### Dataset records
========

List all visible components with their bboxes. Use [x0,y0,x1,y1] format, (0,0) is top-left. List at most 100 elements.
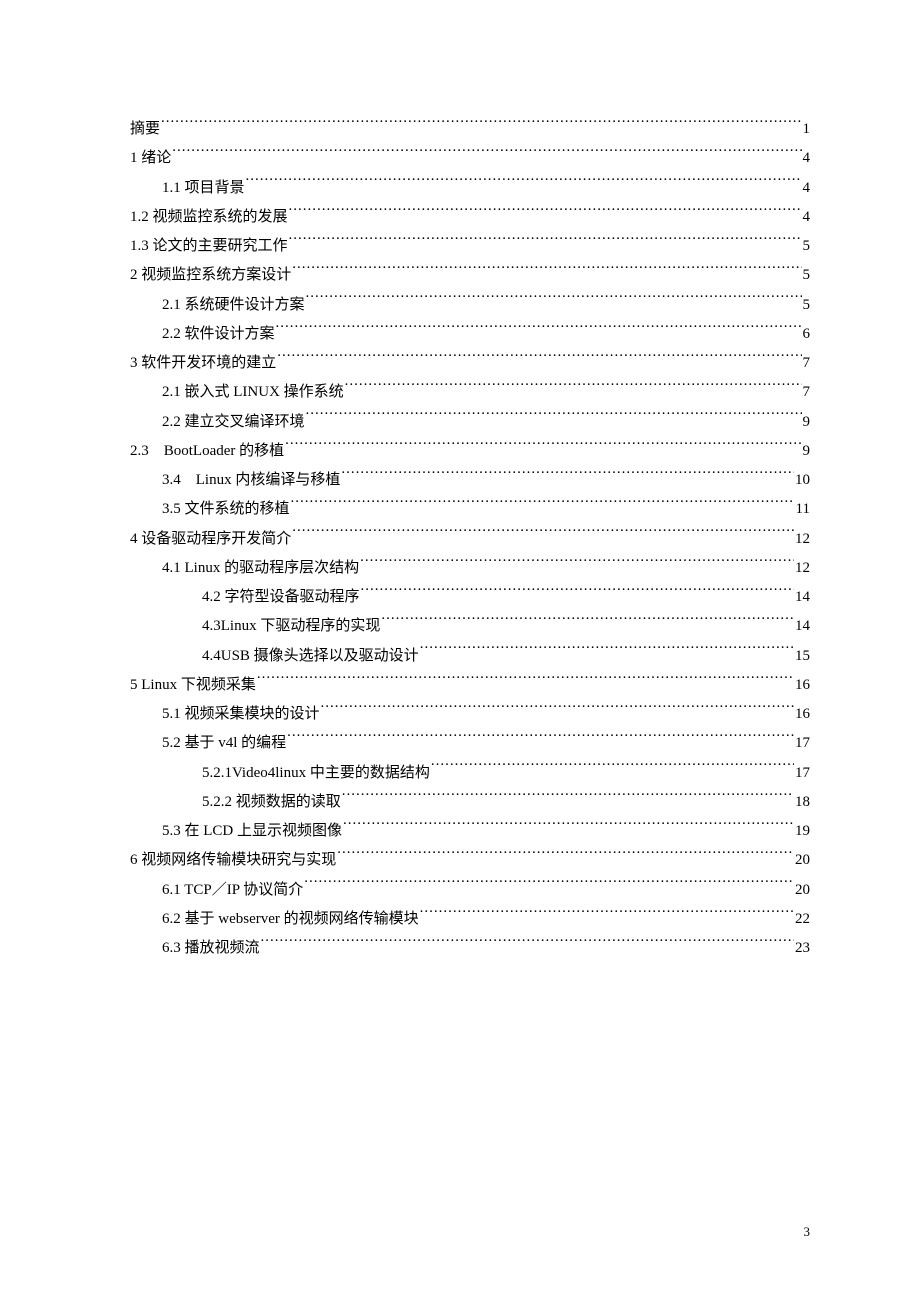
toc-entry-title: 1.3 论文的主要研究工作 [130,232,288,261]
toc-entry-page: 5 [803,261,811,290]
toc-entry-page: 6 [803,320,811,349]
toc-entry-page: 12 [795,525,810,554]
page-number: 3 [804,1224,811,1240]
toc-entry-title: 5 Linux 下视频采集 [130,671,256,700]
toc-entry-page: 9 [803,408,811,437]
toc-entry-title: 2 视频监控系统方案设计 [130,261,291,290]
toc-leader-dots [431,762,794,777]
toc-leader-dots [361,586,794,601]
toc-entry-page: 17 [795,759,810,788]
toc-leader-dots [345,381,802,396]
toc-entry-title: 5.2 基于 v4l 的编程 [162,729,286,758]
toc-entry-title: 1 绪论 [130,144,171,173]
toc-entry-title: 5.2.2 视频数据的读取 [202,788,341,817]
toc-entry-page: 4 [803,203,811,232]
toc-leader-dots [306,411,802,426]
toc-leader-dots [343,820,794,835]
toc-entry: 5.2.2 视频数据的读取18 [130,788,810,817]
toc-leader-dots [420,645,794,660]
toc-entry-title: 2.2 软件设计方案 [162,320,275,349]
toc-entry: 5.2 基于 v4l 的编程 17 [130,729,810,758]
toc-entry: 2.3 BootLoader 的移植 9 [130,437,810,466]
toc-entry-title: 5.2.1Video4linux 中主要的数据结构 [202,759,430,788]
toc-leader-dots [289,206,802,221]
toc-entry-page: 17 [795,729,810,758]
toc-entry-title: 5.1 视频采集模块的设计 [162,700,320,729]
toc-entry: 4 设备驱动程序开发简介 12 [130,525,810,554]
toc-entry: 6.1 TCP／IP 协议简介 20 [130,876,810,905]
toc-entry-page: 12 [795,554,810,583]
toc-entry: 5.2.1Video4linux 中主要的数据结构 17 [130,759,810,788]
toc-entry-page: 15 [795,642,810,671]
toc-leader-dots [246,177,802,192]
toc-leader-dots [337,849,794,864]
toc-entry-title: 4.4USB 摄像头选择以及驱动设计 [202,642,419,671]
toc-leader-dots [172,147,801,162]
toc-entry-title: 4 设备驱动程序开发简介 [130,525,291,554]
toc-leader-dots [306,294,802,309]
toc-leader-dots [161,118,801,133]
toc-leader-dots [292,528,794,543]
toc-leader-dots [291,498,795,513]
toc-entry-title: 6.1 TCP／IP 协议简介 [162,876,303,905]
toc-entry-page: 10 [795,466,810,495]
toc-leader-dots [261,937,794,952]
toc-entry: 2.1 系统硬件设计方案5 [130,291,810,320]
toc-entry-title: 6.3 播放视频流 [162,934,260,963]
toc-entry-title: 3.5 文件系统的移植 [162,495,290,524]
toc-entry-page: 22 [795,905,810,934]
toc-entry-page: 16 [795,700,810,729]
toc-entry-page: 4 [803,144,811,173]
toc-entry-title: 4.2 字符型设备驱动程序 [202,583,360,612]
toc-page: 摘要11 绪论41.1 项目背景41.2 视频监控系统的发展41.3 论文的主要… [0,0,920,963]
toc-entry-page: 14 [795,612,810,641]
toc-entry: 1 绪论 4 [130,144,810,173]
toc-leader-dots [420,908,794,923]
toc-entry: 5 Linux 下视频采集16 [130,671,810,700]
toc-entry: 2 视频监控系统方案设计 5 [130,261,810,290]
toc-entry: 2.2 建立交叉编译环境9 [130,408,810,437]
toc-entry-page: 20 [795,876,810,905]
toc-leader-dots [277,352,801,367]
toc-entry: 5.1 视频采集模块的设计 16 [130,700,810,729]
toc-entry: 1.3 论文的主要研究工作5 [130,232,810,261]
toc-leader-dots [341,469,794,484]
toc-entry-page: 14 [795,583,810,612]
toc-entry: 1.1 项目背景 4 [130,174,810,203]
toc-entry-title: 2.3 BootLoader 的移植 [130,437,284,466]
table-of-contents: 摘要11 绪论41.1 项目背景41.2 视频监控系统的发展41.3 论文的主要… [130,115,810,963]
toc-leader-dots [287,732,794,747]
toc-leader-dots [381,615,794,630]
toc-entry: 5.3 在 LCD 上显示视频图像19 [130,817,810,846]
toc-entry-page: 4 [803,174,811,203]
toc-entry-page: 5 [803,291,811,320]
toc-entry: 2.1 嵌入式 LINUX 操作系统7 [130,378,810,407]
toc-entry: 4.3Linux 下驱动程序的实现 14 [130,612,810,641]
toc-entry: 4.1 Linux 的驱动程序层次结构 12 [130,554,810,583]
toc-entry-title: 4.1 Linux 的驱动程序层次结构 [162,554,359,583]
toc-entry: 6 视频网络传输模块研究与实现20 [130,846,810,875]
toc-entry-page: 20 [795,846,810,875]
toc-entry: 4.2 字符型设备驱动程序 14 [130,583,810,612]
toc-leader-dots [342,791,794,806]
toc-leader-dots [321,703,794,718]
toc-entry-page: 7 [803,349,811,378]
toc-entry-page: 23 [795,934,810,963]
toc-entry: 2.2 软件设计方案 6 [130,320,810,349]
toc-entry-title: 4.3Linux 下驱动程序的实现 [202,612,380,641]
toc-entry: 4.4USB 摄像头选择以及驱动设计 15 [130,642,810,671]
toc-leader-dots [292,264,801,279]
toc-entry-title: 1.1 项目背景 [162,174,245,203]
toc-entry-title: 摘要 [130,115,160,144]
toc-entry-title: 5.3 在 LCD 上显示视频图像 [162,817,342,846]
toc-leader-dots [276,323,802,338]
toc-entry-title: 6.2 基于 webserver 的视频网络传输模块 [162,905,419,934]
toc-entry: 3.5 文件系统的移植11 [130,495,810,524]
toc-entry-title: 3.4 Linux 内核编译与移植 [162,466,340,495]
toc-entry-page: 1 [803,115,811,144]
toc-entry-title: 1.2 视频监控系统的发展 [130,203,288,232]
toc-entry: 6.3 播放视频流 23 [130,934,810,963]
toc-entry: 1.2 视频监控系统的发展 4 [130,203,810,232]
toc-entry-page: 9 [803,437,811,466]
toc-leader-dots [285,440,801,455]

========

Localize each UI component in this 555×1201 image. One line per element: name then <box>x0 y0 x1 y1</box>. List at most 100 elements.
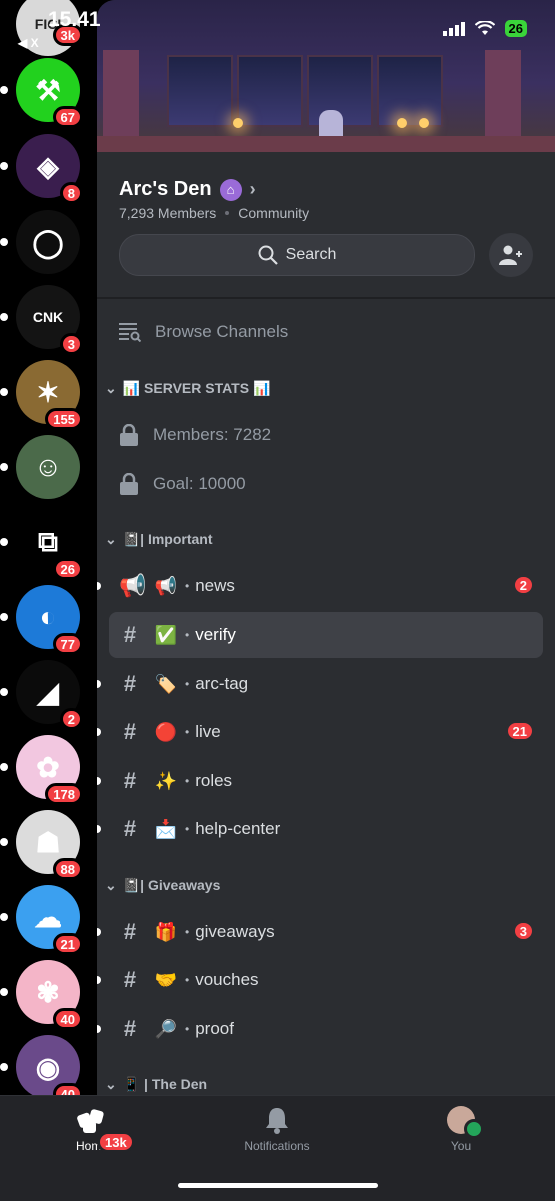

========

### What you will do
Copy out the lines of the first listing word for word, starting at the line that contains "List all visible" and ending at the line that contains "toc-leader-dots [420,645,794,660]", with both of those lines included. Leave the picture out of your copy.

### The solution
List all visible components with their bboxes. Use [x0,y0,x1,y1] format, (0,0) is top-left. List at most 100 elements.
toc-entry-title: 1.3 论文的主要研究工作 [130,232,288,261]
toc-entry-page: 5 [803,261,811,290]
toc-entry-page: 6 [803,320,811,349]
toc-entry-page: 12 [795,525,810,554]
page-number: 3 [804,1224,811,1240]
toc-entry-title: 5 Linux 下视频采集 [130,671,256,700]
toc-entry-page: 9 [803,408,811,437]
toc-entry-title: 2 视频监控系统方案设计 [130,261,291,290]
toc-leader-dots [431,762,794,777]
toc-leader-dots [361,586,794,601]
toc-entry-page: 17 [795,759,810,788]
toc-leader-dots [345,381,802,396]
toc-entry-title: 5.2 基于 v4l 的编程 [162,729,286,758]
toc-entry-title: 1 绪论 [130,144,171,173]
toc-entry-title: 5.2.2 视频数据的读取 [202,788,341,817]
toc-entry-page: 4 [803,203,811,232]
toc-leader-dots [306,411,802,426]
toc-leader-dots [343,820,794,835]
toc-entry: 5.2.2 视频数据的读取18 [130,788,810,817]
toc-leader-dots [420,645,794,660]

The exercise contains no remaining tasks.